__REQUIRED WORK__: Return all of the entries word for word, but omit the pictures they contain.

__DATA FOR THIS EXERCISE__:
begin

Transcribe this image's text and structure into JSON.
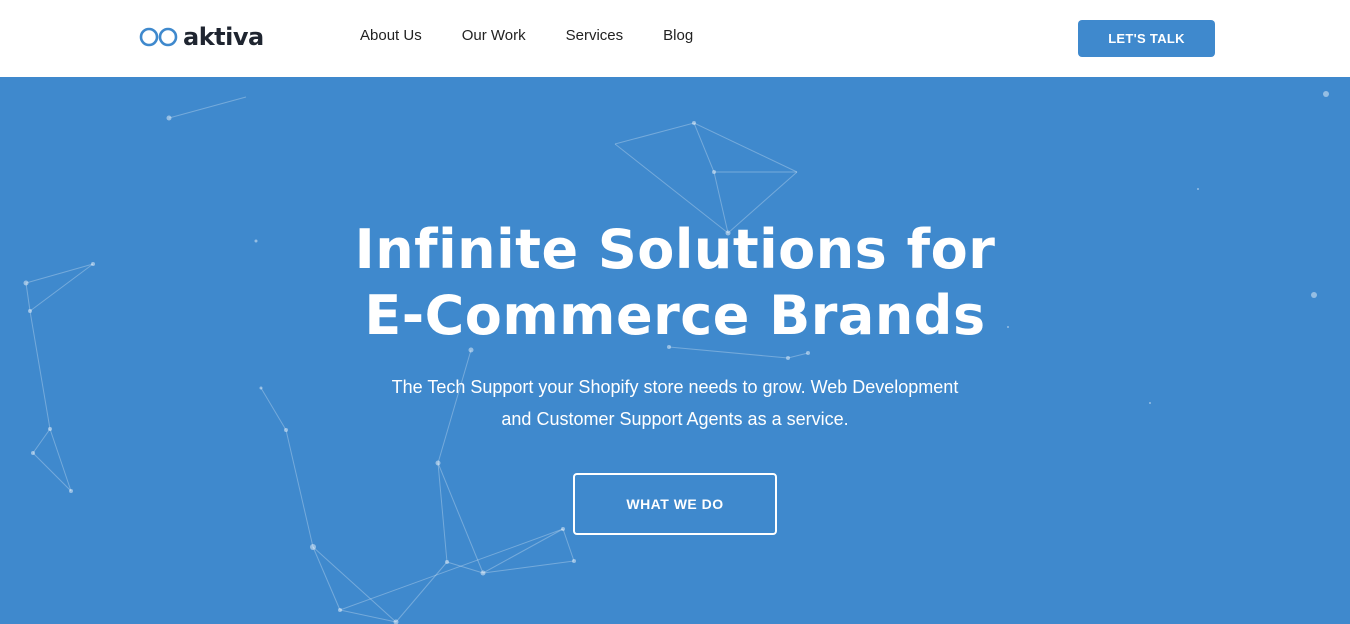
{
  "header": {
    "logo_text": "aktiva",
    "nav": [
      "About Us",
      "Our Work",
      "Services",
      "Blog"
    ],
    "cta_label": "LET'S TALK"
  },
  "hero": {
    "title_line1": "Infinite Solutions for",
    "title_line2": "E-Commerce Brands",
    "subtitle_line1": "The Tech Support your Shopify store needs to grow. Web Development",
    "subtitle_line2": "and Customer Support Agents as a service.",
    "button_label": "WHAT WE DO"
  },
  "colors": {
    "accent": "#3f89cd",
    "logo_infinity": "#3f89cd",
    "logo_text": "#1f2530"
  },
  "icons": {
    "logo": "infinity-icon"
  }
}
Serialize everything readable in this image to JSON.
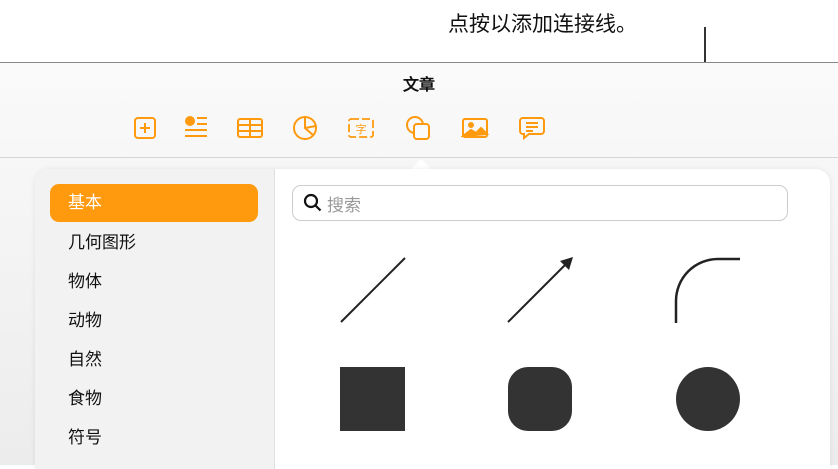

end

__SOLUTION TO THIS TASK__:
Transcribe this image's text and structure into JSON.
{
  "header": {
    "logo_text": "aktiva",
    "nav": [
      "About Us",
      "Our Work",
      "Services",
      "Blog"
    ],
    "cta_label": "LET'S TALK"
  },
  "hero": {
    "title_line1": "Infinite Solutions for",
    "title_line2": "E-Commerce Brands",
    "subtitle_line1": "The Tech Support your Shopify store needs to grow. Web Development",
    "subtitle_line2": "and Customer Support Agents as a service.",
    "button_label": "WHAT WE DO"
  },
  "colors": {
    "accent": "#3f89cd",
    "logo_infinity": "#3f89cd",
    "logo_text": "#1f2530"
  },
  "icons": {
    "logo": "infinity-icon"
  }
}
Serialize everything readable in this image to JSON.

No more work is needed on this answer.